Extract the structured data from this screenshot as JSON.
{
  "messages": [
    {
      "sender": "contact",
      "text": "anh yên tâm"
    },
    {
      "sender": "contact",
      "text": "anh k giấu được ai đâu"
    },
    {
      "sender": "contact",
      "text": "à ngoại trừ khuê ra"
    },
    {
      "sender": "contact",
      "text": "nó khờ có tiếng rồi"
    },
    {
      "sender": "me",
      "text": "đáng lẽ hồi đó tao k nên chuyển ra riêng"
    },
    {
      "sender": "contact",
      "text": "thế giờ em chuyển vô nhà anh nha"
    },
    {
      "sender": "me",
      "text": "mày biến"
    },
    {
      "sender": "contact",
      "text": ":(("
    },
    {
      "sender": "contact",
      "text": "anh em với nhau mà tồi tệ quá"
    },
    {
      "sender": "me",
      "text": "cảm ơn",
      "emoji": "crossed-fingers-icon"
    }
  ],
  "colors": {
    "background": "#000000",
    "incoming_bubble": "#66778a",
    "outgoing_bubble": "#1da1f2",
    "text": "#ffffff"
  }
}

──────────────────────────────

__Directions__:
Look through the records and gather each line with the word "text".

__Task response__:
      "text": "anh yên tâm"
      "text": "anh k giấu được ai đâu"
      "text": "à ngoại trừ khuê ra"
      "text": "nó khờ có tiếng rồi"
      "text": "đáng lẽ hồi đó tao k nên chuyển ra riêng"
      "text": "thế giờ em chuyển vô nhà anh nha"
      "text": "mày biến"
      "text": ":(("
      "text": "anh em với nhau mà tồi tệ quá"
      "text": "cảm ơn",
    "text": "#ffffff"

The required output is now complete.